Exercise prompt: Report back each line of the records that contains the string "JSON".

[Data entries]
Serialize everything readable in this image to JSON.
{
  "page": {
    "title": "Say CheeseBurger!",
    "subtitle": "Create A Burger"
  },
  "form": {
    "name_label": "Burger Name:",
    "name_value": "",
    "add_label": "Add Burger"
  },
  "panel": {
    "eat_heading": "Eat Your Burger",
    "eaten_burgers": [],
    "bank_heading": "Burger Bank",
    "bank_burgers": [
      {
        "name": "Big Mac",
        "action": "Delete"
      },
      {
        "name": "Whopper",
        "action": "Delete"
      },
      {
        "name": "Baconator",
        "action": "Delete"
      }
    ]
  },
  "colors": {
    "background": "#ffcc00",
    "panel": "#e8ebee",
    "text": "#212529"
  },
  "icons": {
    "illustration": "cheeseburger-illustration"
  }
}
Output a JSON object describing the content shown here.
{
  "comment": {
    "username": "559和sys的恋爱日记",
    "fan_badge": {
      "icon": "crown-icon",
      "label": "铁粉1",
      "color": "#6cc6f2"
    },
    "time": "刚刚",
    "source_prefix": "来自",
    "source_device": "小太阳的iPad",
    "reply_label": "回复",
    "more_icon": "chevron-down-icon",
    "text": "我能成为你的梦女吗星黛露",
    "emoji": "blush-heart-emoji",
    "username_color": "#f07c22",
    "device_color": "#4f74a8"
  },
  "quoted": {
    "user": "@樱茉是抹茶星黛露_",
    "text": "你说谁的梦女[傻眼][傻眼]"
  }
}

Output of the exercise:
Serialize everything readable in this image to JSON.
Output a JSON object describing the content shown here.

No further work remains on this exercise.